__REQUEST__
Pictures do not belong in your copy. Repeat all the other data exactly.

__EXCERPTED RECORDS__

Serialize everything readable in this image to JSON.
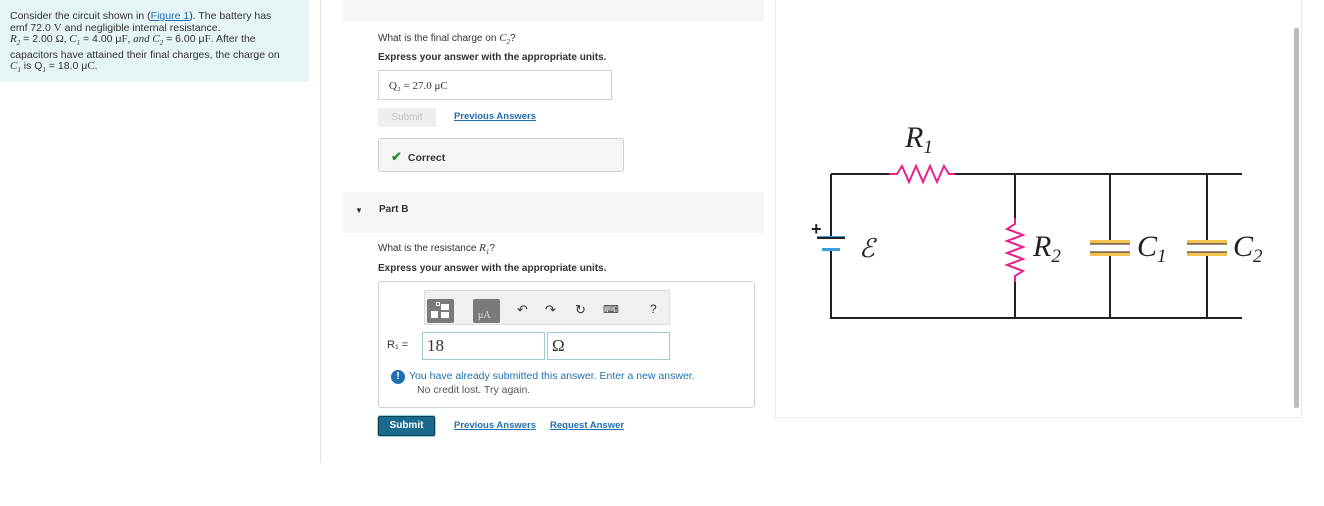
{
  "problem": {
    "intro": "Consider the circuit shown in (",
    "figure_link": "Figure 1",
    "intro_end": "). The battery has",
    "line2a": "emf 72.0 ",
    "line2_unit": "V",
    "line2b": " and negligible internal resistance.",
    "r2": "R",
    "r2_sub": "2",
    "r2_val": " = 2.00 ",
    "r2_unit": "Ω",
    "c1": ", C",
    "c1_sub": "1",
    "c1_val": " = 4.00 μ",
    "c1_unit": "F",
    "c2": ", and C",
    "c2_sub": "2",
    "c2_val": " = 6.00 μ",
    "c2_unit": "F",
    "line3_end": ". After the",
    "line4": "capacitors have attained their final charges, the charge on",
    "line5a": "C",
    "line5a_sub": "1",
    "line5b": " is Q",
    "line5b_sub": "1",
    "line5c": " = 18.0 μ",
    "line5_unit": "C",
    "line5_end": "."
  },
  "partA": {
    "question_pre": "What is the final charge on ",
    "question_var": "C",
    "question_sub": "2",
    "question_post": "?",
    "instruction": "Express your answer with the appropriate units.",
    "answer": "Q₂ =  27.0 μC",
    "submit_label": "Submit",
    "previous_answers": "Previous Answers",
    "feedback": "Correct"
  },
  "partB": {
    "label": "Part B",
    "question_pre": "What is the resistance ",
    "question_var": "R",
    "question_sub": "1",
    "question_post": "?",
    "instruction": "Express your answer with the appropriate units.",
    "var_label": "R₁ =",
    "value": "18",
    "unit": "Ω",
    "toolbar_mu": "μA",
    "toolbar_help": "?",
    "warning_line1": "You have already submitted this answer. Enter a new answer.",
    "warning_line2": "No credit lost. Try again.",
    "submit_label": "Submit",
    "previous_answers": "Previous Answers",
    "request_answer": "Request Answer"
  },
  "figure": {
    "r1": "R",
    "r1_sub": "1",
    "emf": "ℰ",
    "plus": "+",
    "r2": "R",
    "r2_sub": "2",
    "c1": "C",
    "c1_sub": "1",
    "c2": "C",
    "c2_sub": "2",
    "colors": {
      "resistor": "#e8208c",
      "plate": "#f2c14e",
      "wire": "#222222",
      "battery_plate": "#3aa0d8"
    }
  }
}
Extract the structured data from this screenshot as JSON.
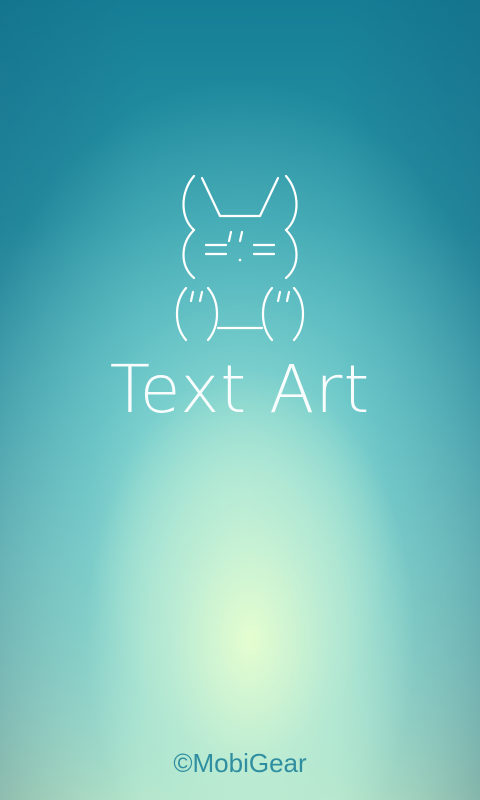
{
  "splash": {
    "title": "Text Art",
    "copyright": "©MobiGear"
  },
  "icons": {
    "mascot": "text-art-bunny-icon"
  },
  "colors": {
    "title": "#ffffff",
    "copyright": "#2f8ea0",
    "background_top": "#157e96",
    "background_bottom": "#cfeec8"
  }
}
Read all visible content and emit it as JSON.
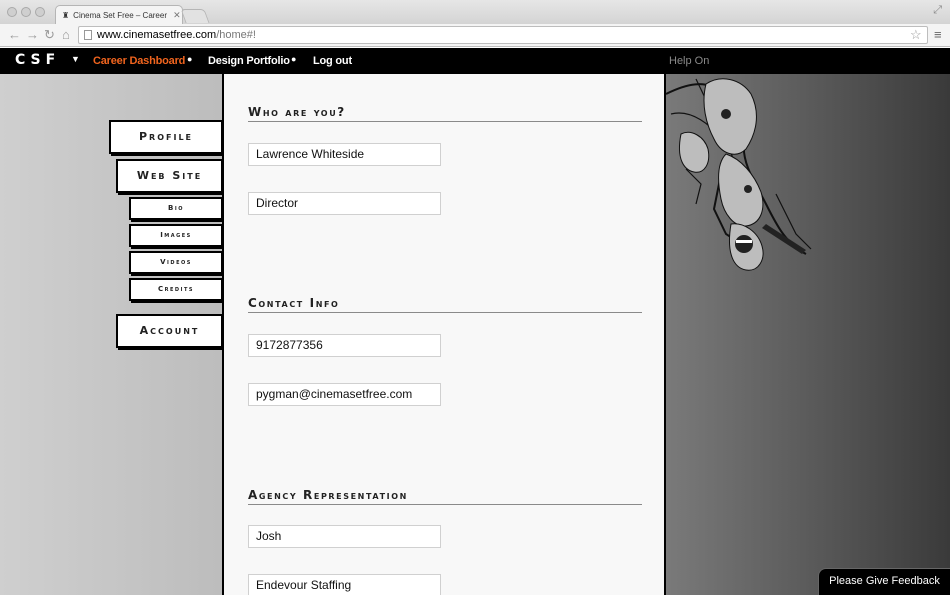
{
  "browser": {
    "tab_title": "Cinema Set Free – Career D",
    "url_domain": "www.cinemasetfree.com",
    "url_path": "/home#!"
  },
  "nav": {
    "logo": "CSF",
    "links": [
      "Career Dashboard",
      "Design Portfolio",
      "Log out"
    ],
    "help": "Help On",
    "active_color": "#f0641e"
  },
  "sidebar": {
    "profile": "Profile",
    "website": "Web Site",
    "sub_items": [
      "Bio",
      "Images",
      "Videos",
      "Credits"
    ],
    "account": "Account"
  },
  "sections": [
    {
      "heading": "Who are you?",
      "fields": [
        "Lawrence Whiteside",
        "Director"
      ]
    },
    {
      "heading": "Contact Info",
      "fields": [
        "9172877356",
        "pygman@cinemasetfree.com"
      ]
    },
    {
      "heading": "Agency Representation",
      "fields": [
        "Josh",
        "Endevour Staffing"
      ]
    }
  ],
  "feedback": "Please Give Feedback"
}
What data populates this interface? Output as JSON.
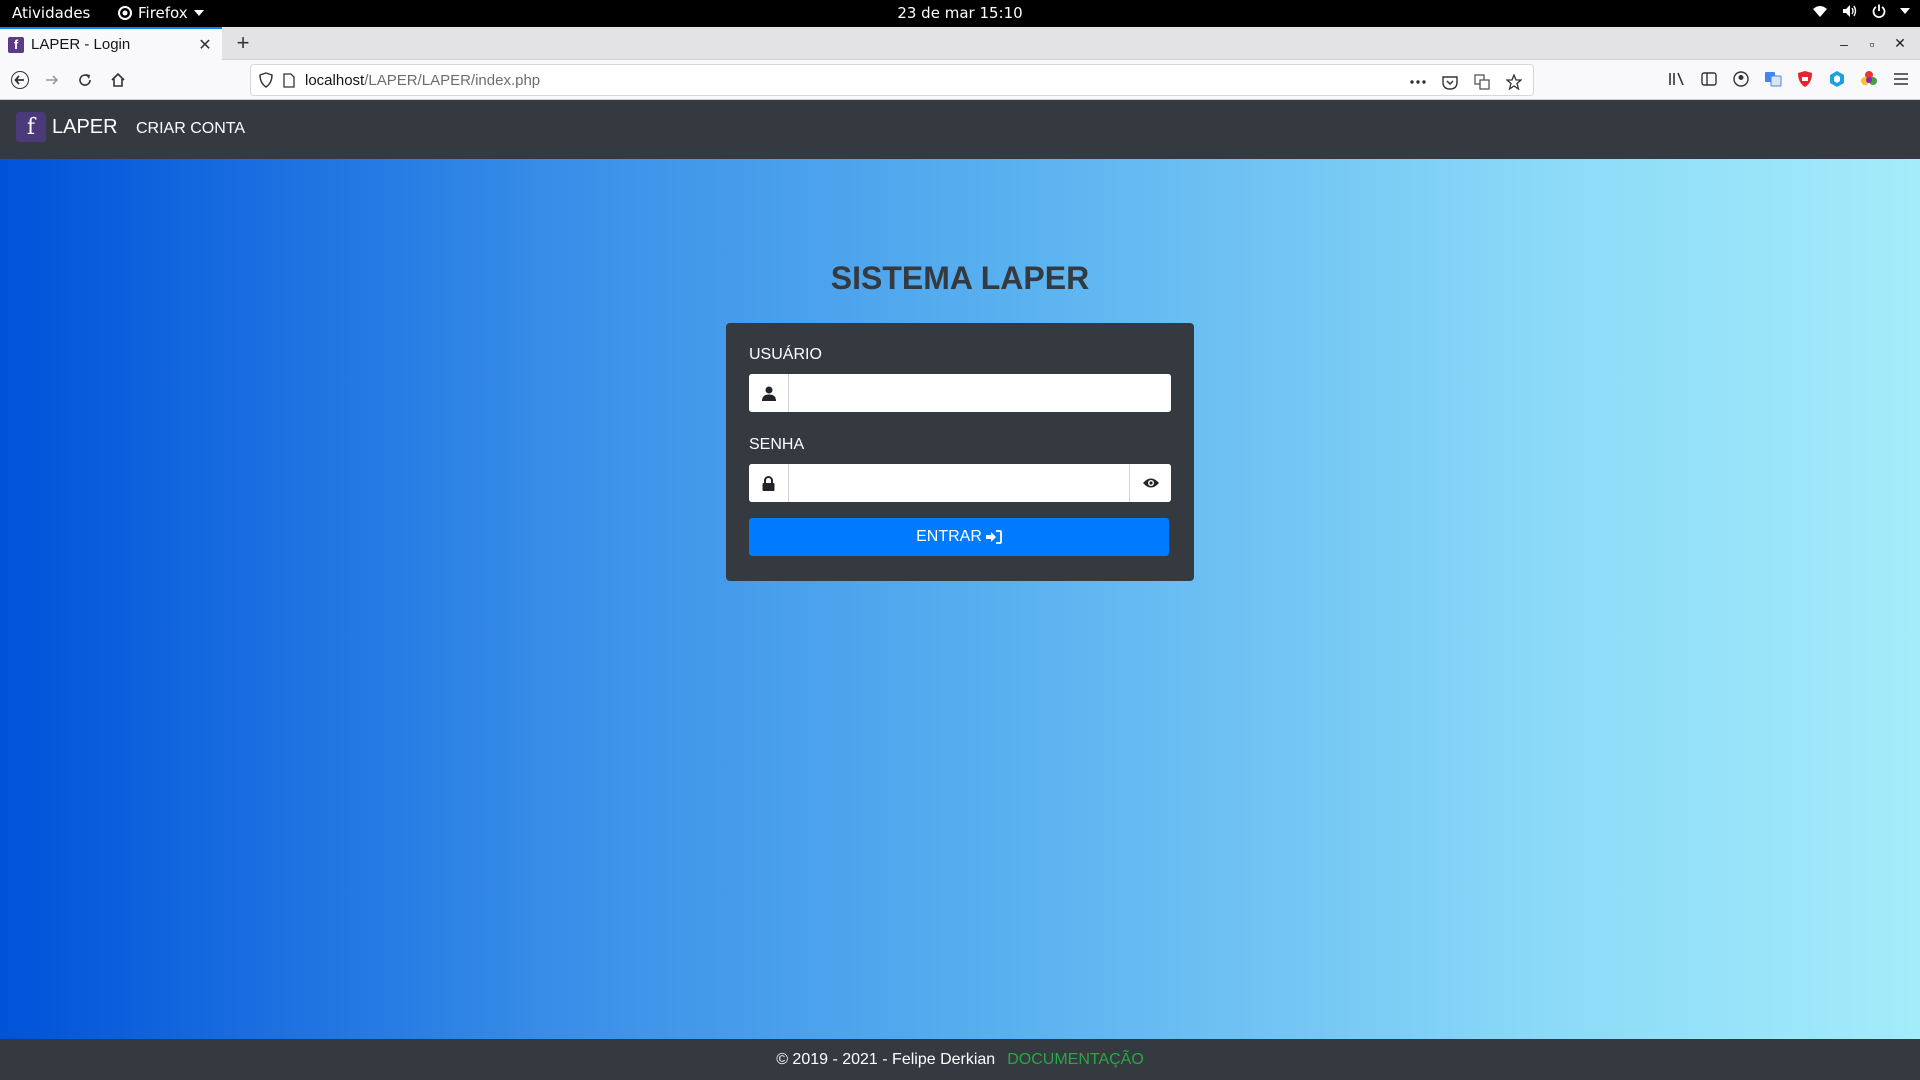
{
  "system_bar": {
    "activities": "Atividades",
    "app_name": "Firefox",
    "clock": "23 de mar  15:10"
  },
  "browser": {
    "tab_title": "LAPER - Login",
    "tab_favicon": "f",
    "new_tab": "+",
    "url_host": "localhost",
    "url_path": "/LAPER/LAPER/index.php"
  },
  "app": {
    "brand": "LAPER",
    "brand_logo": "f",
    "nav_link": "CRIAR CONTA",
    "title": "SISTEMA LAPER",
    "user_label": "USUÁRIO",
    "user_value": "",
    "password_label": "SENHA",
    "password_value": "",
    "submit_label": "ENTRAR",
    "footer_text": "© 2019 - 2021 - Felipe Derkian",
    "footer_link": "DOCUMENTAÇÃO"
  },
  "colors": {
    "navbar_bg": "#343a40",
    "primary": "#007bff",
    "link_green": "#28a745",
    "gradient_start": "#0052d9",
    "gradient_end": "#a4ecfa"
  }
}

__REPLY TO THE TASK__
Serialize everything readable in this image to JSON.
{
  "problem": {
    "intro": "Consider the circuit shown in (",
    "figure_link": "Figure 1",
    "intro_end": "). The battery has",
    "line2a": "emf 72.0 ",
    "line2_unit": "V",
    "line2b": " and negligible internal resistance.",
    "r2": "R",
    "r2_sub": "2",
    "r2_val": " = 2.00 ",
    "r2_unit": "Ω",
    "c1": ", C",
    "c1_sub": "1",
    "c1_val": " = 4.00 μ",
    "c1_unit": "F",
    "c2": ", and C",
    "c2_sub": "2",
    "c2_val": " = 6.00 μ",
    "c2_unit": "F",
    "line3_end": ". After the",
    "line4": "capacitors have attained their final charges, the charge on",
    "line5a": "C",
    "line5a_sub": "1",
    "line5b": " is Q",
    "line5b_sub": "1",
    "line5c": " = 18.0 μ",
    "line5_unit": "C",
    "line5_end": "."
  },
  "partA": {
    "question_pre": "What is the final charge on ",
    "question_var": "C",
    "question_sub": "2",
    "question_post": "?",
    "instruction": "Express your answer with the appropriate units.",
    "answer": "Q₂ =  27.0 μC",
    "submit_label": "Submit",
    "previous_answers": "Previous Answers",
    "feedback": "Correct"
  },
  "partB": {
    "label": "Part B",
    "question_pre": "What is the resistance ",
    "question_var": "R",
    "question_sub": "1",
    "question_post": "?",
    "instruction": "Express your answer with the appropriate units.",
    "var_label": "R₁ =",
    "value": "18",
    "unit": "Ω",
    "toolbar_mu": "μA",
    "toolbar_help": "?",
    "warning_line1": "You have already submitted this answer. Enter a new answer.",
    "warning_line2": "No credit lost. Try again.",
    "submit_label": "Submit",
    "previous_answers": "Previous Answers",
    "request_answer": "Request Answer"
  },
  "figure": {
    "r1": "R",
    "r1_sub": "1",
    "emf": "ℰ",
    "plus": "+",
    "r2": "R",
    "r2_sub": "2",
    "c1": "C",
    "c1_sub": "1",
    "c2": "C",
    "c2_sub": "2",
    "colors": {
      "resistor": "#e8208c",
      "plate": "#f2c14e",
      "wire": "#222222",
      "battery_plate": "#3aa0d8"
    }
  }
}
Extract the structured data from this screenshot as JSON.
{
  "splash": {
    "title": "Text Art",
    "copyright": "©MobiGear"
  },
  "icons": {
    "mascot": "text-art-bunny-icon"
  },
  "colors": {
    "title": "#ffffff",
    "copyright": "#2f8ea0",
    "background_top": "#157e96",
    "background_bottom": "#cfeec8"
  }
}
Read all visible content and emit it as JSON.
{
  "browser": {
    "tab_title": "Cinema Set Free – Career D",
    "url_domain": "www.cinemasetfree.com",
    "url_path": "/home#!"
  },
  "nav": {
    "logo": "CSF",
    "links": [
      "Career Dashboard",
      "Design Portfolio",
      "Log out"
    ],
    "help": "Help On",
    "active_color": "#f0641e"
  },
  "sidebar": {
    "profile": "Profile",
    "website": "Web Site",
    "sub_items": [
      "Bio",
      "Images",
      "Videos",
      "Credits"
    ],
    "account": "Account"
  },
  "sections": [
    {
      "heading": "Who are you?",
      "fields": [
        "Lawrence Whiteside",
        "Director"
      ]
    },
    {
      "heading": "Contact Info",
      "fields": [
        "9172877356",
        "pygman@cinemasetfree.com"
      ]
    },
    {
      "heading": "Agency Representation",
      "fields": [
        "Josh",
        "Endevour Staffing"
      ]
    }
  ],
  "feedback": "Please Give Feedback"
}
What data populates this interface? Output as JSON.
{
  "system_bar": {
    "activities": "Atividades",
    "app_name": "Firefox",
    "clock": "23 de mar  15:10"
  },
  "browser": {
    "tab_title": "LAPER - Login",
    "tab_favicon": "f",
    "new_tab": "+",
    "url_host": "localhost",
    "url_path": "/LAPER/LAPER/index.php"
  },
  "app": {
    "brand": "LAPER",
    "brand_logo": "f",
    "nav_link": "CRIAR CONTA",
    "title": "SISTEMA LAPER",
    "user_label": "USUÁRIO",
    "user_value": "",
    "password_label": "SENHA",
    "password_value": "",
    "submit_label": "ENTRAR",
    "footer_text": "© 2019 - 2021 - Felipe Derkian",
    "footer_link": "DOCUMENTAÇÃO"
  },
  "colors": {
    "navbar_bg": "#343a40",
    "primary": "#007bff",
    "link_green": "#28a745",
    "gradient_start": "#0052d9",
    "gradient_end": "#a4ecfa"
  }
}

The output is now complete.